## Request
Reproduce each line that includes the word "coligação".

_ _ _

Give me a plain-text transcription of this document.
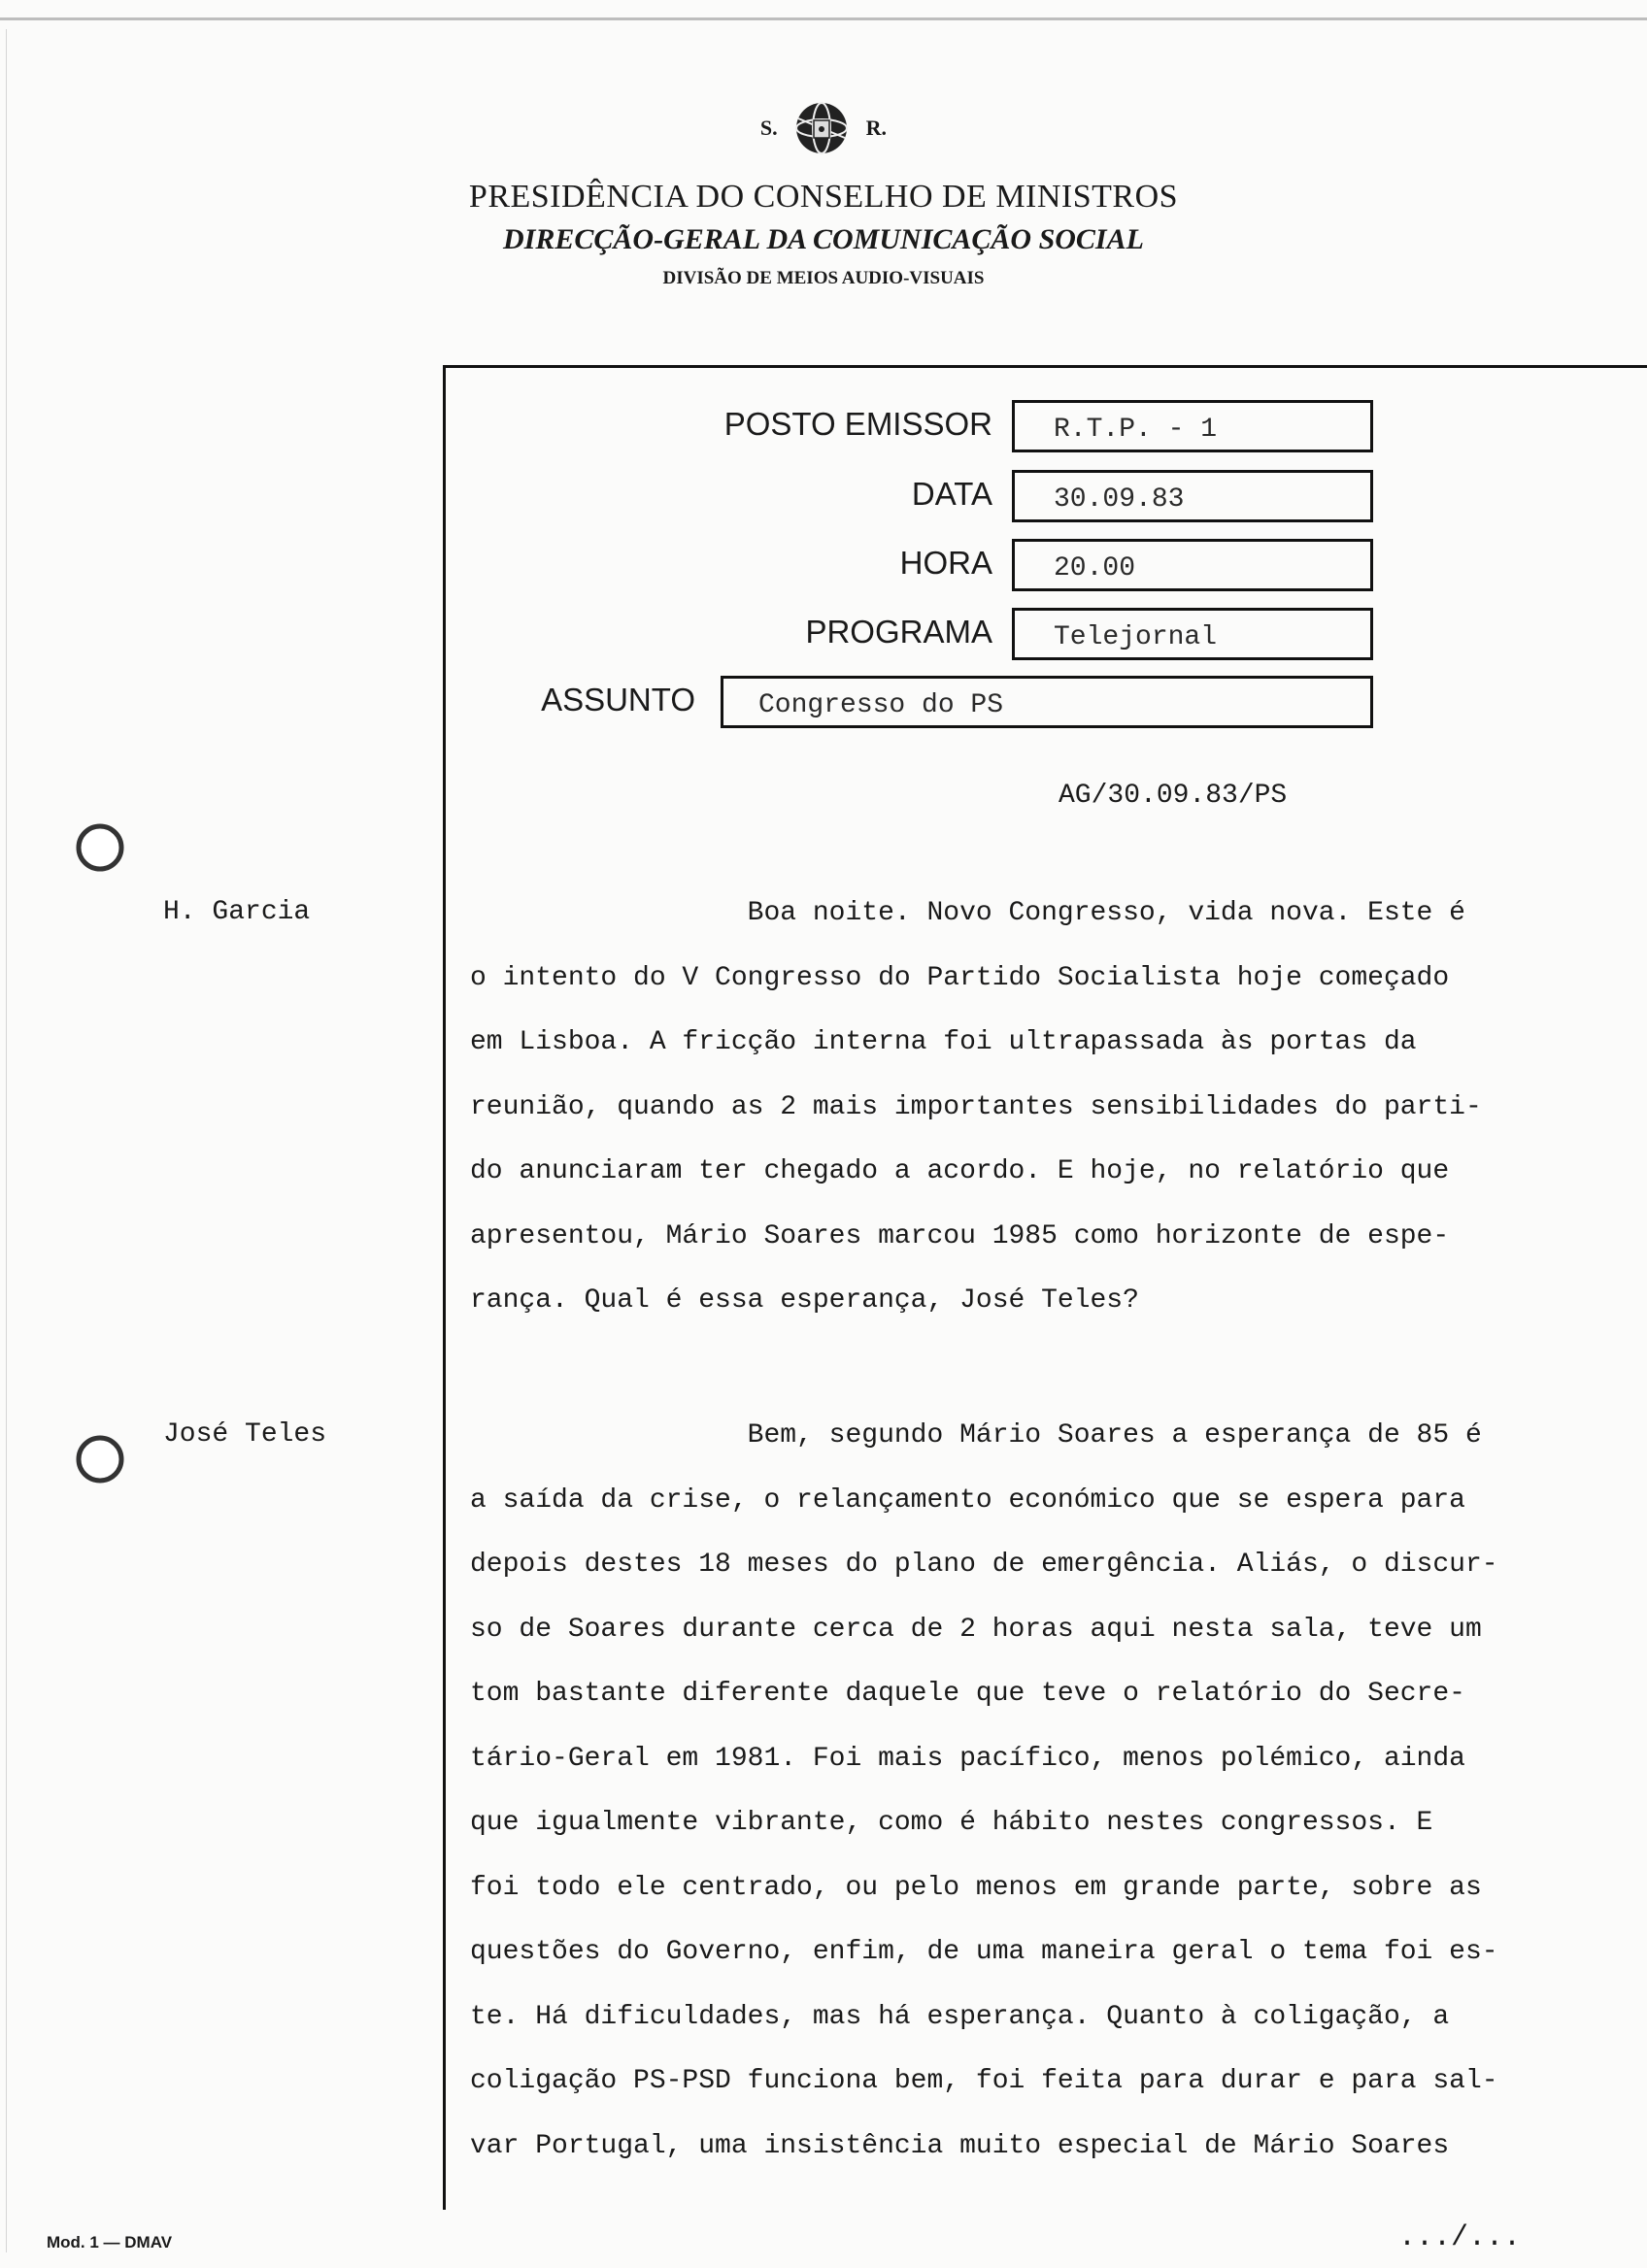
S.	R.
PRESIDÊNCIA DO CONSELHO DE MINISTROS
DIRECÇÃO-GERAL DA COMUNICAÇÃO SOCIAL
DIVISÃO DE MEIOS AUDIO-VISUAIS
POSTO EMISSOR	R.T.P. - 1
DATA	30.09.83
HORA	20.00
PROGRAMA	Telejornal
ASSUNTO	Congresso do PS
AG/30.09.83/PS
H. Garcia	Boa noite. Novo Congresso, vida nova. Este é
o intento do V Congresso do Partido Socialista hoje começado
em Lisboa. A fricção interna foi ultrapassada às portas da
reunião, quando as 2 mais importantes sensibilidades do parti-
do anunciaram ter chegado a acordo. E hoje, no relatório que
apresentou, Mário Soares marcou 1985 como horizonte de espe-
rança. Qual é essa esperança, José Teles?
José Teles	Bem, segundo Mário Soares a esperança de 85 é
a saída da crise, o relançamento económico que se espera para
depois destes 18 meses do plano de emergência. Aliás, o discur-
so de Soares durante cerca de 2 horas aqui nesta sala, teve um
tom bastante diferente daquele que teve o relatório do Secre-
tário-Geral em 1981. Foi mais pacífico, menos polémico, ainda
que igualmente vibrante, como é hábito nestes congressos. E
foi todo ele centrado, ou pelo menos em grande parte, sobre as
questões do Governo, enfim, de uma maneira geral o tema foi es-
te. Há dificuldades, mas há esperança. Quanto à coligação, a
coligação PS-PSD funciona bem, foi feita para durar e para sal-
var Portugal, uma insistência muito especial de Mário Soares
Mod. 1 — DMAV	.../...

_ _ _

## Exercise result
te. Há dificuldades, mas há esperança. Quanto à coligação, a
coligação PS-PSD funciona bem, foi feita para durar e para sal-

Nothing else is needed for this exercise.